'''
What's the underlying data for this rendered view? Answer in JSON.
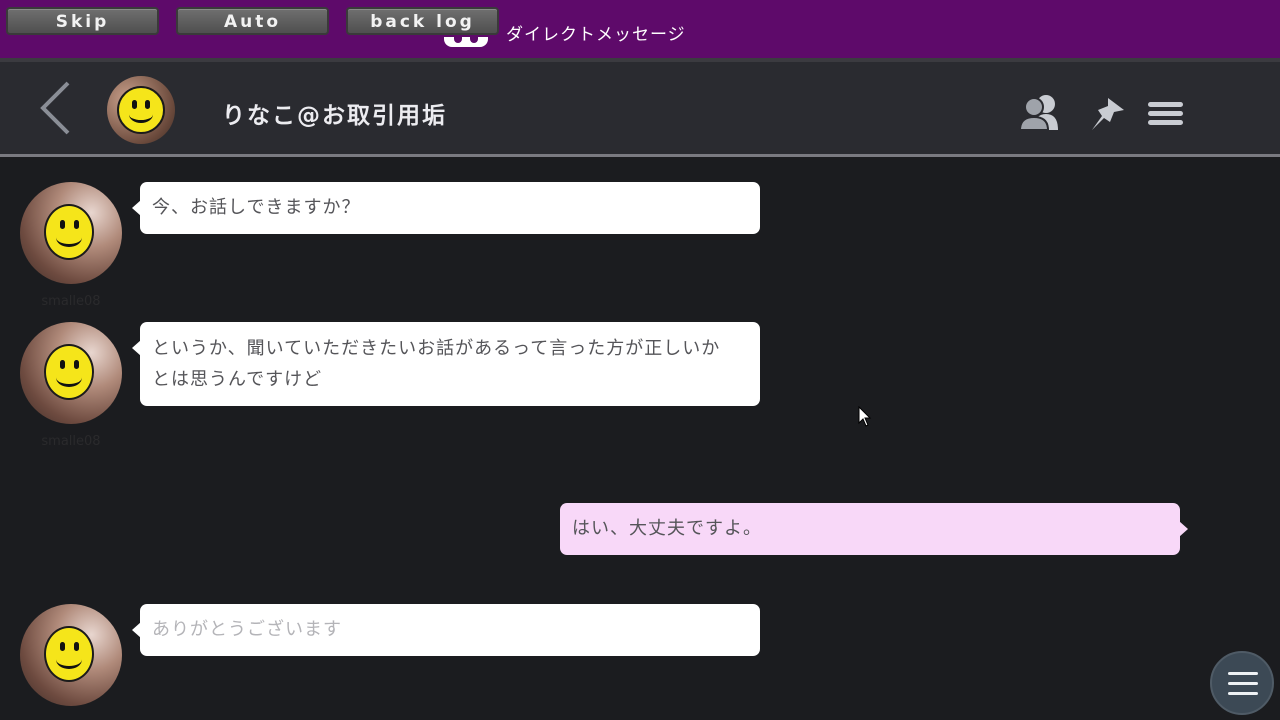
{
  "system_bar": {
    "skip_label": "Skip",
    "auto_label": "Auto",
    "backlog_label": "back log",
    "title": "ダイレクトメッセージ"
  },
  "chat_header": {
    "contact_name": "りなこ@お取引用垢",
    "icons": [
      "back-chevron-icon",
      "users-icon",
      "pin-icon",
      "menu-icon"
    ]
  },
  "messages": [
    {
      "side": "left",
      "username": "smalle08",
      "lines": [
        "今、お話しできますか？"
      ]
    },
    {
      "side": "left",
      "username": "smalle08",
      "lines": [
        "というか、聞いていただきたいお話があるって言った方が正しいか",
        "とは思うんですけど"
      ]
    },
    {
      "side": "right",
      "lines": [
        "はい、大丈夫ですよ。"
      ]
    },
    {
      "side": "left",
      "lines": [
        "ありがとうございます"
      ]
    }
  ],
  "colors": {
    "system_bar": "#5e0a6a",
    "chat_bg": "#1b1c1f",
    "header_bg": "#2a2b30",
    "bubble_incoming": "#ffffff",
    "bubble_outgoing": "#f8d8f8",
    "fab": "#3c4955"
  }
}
'''
'''
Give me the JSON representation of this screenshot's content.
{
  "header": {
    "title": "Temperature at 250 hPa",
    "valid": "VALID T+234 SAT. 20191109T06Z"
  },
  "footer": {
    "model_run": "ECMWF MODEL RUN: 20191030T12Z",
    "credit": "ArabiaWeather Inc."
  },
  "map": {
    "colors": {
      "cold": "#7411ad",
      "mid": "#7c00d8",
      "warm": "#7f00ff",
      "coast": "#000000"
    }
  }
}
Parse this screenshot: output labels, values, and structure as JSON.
'''
Give back exactly the lines from the line that has "Give me the" to the line that has "Parse this screenshot: output", both included, and leave out all others.

Give me the JSON representation of this screenshot's content.
{
  "header": {
    "title": "Temperature at 250 hPa",
    "valid": "VALID T+234 SAT. 20191109T06Z"
  },
  "footer": {
    "model_run": "ECMWF MODEL RUN: 20191030T12Z",
    "credit": "ArabiaWeather Inc."
  },
  "map": {
    "colors": {
      "cold": "#7411ad",
      "mid": "#7c00d8",
      "warm": "#7f00ff",
      "coast": "#000000"
    }
  }
}
Parse this screenshot: output labels, values, and structure as JSON.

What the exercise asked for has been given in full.